▶ [STATED GOAL]:
Output each entry exactly; skip nothing.

▶ [STORED DATA]:
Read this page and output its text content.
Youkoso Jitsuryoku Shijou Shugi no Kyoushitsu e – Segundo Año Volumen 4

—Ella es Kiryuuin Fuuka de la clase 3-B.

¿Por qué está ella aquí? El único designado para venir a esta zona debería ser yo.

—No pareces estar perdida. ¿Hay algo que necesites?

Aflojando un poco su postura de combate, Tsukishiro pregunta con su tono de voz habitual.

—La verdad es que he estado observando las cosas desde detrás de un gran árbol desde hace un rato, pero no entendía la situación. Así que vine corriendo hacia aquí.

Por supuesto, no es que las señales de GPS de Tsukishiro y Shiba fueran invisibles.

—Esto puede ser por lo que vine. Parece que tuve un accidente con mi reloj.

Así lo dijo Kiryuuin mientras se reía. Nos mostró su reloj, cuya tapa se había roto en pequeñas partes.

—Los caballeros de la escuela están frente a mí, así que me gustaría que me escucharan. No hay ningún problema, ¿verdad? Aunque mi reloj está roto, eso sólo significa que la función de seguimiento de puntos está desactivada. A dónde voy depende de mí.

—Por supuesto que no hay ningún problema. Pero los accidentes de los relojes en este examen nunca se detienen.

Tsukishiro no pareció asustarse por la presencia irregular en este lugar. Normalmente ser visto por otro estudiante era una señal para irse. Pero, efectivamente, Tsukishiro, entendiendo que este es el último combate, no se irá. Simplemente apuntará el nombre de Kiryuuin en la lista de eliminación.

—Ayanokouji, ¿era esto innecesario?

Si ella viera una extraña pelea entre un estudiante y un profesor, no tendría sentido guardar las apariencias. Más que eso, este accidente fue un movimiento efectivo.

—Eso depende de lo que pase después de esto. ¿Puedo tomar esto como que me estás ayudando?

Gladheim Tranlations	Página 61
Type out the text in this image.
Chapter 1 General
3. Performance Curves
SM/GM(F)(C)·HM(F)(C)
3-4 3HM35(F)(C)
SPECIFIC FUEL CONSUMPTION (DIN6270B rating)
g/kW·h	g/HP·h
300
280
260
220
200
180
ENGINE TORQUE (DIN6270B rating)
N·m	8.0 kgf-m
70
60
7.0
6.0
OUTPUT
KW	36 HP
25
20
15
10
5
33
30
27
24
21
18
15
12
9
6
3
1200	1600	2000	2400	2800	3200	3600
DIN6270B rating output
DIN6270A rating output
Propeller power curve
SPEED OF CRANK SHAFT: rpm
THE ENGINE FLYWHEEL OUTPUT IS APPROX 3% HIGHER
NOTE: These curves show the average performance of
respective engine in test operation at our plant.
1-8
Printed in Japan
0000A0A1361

▶ [RESPONSE FOR THIS EXERCISE]:
Read this page and output its text content.
Youkoso Jitsuryoku Shijou Shugi no Kyoushitsu e – Segundo Año Volumen 4

—Ella es Kiryuuin Fuuka de la clase 3-B.

¿Por qué está ella aquí? El único designado para venir a esta zona debería ser yo.

—No pareces estar perdida. ¿Hay algo que necesites?

Aflojando un poco su postura de combate, Tsukishiro pregunta con su tono de voz habitual.

—La verdad es que he estado observando las cosas desde detrás de un gran árbol desde hace un rato, pero no entendía la situación. Así que vine corriendo hacia aquí.

Por supuesto, no es que las señales de GPS de Tsukishiro y Shiba fueran invisibles.

—Esto puede ser por lo que vine. Parece que tuve un accidente con mi reloj.

Así lo dijo Kiryuuin mientras se reía. Nos mostró su reloj, cuya tapa se había roto en pequeñas partes.

—Los caballeros de la escuela están frente a mí, así que me gustaría que me escucharan. No hay ningún problema, ¿verdad? Aunque mi reloj está roto, eso sólo significa que la función de seguimiento de puntos está desactivada. A dónde voy depende de mí.

—Por supuesto que no hay ningún problema. Pero los accidentes de los relojes en este examen nunca se detienen.

Tsukishiro no pareció asustarse por la presencia irregular en este lugar. Normalmente ser visto por otro estudiante era una señal para irse. Pero, efectivamente, Tsukishiro, entendiendo que este es el último combate, no se irá. Simplemente apuntará el nombre de Kiryuuin en la lista de eliminación.

—Ayanokouji, ¿era esto innecesario?

Si ella viera una extraña pelea entre un estudiante y un profesor, no tendría sentido guardar las apariencias. Más que eso, este accidente fue un movimiento efectivo.

—Eso depende de lo que pase después de esto. ¿Puedo tomar esto como que me estás ayudando?

Gladheim Tranlations	Página 61
Type out the text in this image.
Chapter 1 General
3. Performance Curves
SM/GM(F)(C)·HM(F)(C)
3-4 3HM35(F)(C)
SPECIFIC FUEL CONSUMPTION (DIN6270B rating)
g/kW·h	g/HP·h
300
280
260
220
200
180
ENGINE TORQUE (DIN6270B rating)
N·m	8.0 kgf-m
70
60
7.0
6.0
OUTPUT
KW	36 HP
25
20
15
10
5
33
30
27
24
21
18
15
12
9
6
3
1200	1600	2000	2400	2800	3200	3600
DIN6270B rating output
DIN6270A rating output
Propeller power curve
SPEED OF CRANK SHAFT: rpm
THE ENGINE FLYWHEEL OUTPUT IS APPROX 3% HIGHER
NOTE: These curves show the average performance of
respective engine in test operation at our plant.
1-8
Printed in Japan
0000A0A1361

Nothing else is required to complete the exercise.